Goal of the exercise:
Gather all lines in the entries that include the word "Found".

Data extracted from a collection
+---+

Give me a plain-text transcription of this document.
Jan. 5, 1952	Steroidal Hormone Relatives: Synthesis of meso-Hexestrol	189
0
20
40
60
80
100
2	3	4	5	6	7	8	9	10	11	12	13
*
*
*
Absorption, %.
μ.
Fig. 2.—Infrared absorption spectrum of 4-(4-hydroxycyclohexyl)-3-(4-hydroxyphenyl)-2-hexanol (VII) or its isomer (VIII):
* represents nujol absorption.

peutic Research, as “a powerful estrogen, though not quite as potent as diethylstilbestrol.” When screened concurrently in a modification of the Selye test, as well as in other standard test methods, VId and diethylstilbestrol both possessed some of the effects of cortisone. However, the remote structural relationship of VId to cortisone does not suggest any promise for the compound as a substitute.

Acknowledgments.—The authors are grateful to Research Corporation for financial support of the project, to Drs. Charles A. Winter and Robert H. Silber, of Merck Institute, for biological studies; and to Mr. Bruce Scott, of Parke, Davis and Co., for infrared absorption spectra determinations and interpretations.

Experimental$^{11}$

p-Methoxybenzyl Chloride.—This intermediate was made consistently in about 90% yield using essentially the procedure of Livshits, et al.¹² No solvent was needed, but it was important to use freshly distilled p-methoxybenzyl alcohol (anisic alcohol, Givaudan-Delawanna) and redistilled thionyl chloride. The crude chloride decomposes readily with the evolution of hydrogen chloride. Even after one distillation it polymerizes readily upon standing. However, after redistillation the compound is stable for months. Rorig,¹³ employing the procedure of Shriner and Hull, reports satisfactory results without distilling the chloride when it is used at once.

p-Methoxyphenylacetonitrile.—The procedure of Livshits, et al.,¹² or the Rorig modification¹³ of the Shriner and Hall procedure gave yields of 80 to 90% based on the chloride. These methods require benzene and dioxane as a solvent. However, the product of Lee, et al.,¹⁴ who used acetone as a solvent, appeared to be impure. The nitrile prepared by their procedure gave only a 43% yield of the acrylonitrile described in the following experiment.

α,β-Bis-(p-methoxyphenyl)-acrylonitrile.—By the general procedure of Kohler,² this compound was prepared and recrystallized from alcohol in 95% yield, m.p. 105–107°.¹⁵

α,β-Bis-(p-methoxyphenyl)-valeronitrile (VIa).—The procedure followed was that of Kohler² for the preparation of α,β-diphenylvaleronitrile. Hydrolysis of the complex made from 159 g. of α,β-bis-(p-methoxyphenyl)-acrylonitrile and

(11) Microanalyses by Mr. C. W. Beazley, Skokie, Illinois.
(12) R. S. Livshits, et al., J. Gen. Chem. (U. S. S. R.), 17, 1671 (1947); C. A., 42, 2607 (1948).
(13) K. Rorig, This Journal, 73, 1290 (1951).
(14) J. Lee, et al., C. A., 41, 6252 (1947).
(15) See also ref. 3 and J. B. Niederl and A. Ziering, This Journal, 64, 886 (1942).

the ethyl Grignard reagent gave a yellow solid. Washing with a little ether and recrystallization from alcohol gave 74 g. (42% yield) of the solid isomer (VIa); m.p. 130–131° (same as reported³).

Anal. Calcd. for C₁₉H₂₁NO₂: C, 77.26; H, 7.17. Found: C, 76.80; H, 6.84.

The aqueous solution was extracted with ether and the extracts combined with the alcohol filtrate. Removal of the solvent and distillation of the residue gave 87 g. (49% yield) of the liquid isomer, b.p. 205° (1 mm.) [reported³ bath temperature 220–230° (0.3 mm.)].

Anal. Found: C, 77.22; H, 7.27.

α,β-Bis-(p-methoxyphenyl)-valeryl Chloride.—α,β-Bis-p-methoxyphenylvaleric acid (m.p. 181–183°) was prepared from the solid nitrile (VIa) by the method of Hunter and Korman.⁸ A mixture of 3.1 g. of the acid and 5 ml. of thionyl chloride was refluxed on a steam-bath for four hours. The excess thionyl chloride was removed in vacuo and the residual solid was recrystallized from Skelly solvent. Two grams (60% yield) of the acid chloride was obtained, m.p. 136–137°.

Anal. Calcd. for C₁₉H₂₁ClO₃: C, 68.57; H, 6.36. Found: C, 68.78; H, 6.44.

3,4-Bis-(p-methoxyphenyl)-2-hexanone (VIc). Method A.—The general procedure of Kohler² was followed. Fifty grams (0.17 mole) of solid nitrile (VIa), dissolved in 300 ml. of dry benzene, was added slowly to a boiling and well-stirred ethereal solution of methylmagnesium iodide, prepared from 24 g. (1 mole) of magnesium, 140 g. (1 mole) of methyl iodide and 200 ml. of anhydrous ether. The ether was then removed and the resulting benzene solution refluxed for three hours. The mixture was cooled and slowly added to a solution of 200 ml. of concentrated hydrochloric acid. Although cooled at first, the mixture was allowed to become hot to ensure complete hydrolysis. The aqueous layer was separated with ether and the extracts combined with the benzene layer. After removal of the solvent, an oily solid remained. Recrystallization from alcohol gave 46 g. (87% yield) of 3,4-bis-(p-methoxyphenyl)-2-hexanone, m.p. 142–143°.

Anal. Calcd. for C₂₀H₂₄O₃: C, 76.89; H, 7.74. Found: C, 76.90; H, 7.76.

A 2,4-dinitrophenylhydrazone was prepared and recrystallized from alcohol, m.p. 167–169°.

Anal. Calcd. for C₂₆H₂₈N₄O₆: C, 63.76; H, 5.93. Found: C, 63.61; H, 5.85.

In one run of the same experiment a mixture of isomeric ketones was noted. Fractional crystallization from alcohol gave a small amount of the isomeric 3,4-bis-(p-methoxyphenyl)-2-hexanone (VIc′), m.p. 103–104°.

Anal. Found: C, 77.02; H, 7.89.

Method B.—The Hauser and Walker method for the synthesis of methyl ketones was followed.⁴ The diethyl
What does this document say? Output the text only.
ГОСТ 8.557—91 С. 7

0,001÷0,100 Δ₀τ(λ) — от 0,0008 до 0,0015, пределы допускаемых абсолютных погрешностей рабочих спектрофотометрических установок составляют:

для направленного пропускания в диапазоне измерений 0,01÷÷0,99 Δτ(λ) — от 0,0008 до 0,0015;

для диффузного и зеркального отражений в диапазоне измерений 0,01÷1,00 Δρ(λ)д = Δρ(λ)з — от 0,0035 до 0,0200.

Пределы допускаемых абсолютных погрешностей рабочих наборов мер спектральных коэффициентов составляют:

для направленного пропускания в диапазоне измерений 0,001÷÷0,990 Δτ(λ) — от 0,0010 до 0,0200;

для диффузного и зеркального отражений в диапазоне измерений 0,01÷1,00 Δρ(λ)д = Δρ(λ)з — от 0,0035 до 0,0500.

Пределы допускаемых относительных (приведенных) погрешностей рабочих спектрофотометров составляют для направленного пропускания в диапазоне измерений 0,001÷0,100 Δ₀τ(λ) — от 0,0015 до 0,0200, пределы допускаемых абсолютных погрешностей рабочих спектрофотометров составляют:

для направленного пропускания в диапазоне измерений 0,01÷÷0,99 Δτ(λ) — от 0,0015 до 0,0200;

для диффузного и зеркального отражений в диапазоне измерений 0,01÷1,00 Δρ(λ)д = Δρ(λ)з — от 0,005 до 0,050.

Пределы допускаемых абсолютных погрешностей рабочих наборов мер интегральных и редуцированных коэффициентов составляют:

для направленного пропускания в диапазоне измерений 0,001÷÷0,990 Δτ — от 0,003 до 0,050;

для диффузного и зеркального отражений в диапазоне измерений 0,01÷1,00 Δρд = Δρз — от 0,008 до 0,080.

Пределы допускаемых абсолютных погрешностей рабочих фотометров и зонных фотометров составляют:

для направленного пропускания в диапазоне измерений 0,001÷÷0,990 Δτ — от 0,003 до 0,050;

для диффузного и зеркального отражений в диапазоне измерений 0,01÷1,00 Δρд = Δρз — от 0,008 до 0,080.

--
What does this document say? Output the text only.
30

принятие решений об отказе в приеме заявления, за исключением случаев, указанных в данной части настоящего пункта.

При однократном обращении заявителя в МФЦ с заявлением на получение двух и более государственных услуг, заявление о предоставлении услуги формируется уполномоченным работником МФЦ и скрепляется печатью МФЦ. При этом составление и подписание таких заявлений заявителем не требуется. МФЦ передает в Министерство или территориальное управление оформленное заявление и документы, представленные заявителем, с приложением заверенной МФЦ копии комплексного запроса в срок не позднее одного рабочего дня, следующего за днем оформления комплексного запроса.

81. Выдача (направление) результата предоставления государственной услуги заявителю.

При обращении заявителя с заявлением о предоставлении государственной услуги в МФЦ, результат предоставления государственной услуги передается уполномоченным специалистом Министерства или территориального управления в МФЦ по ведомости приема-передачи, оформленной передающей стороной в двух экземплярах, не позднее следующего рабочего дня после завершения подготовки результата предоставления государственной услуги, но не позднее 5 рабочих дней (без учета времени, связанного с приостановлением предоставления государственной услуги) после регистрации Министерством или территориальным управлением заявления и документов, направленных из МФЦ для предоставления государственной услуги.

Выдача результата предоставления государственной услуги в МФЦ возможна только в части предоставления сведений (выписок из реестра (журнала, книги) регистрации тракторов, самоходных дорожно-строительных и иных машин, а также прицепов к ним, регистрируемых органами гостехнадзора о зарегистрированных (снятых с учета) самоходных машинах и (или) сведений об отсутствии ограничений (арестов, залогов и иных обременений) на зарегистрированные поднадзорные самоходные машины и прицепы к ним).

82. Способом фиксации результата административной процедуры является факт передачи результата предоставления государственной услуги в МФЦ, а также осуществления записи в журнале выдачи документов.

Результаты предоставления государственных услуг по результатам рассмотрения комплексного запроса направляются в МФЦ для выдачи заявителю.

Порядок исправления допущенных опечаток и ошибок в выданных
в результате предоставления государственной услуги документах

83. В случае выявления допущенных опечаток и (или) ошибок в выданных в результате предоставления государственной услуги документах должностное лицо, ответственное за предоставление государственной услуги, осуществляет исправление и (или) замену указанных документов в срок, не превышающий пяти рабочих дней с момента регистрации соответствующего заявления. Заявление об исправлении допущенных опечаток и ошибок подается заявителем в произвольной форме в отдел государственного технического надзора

+---+

Written solution:
Anal. Calcd. for C₁₉H₂₁NO₂: C, 77.26; H, 7.17. Found: C, 76.80; H, 6.84.
Anal. Found: C, 77.22; H, 7.27.
Anal. Calcd. for C₁₉H₂₁ClO₃: C, 68.57; H, 6.36. Found: C, 68.78; H, 6.44.
Anal. Calcd. for C₂₀H₂₄O₃: C, 76.89; H, 7.74. Found: C, 76.90; H, 7.76.
Anal. Calcd. for C₂₆H₂₈N₄O₆: C, 63.76; H, 5.93. Found: C, 63.61; H, 5.85.
Anal. Found: C, 77.02; H, 7.89.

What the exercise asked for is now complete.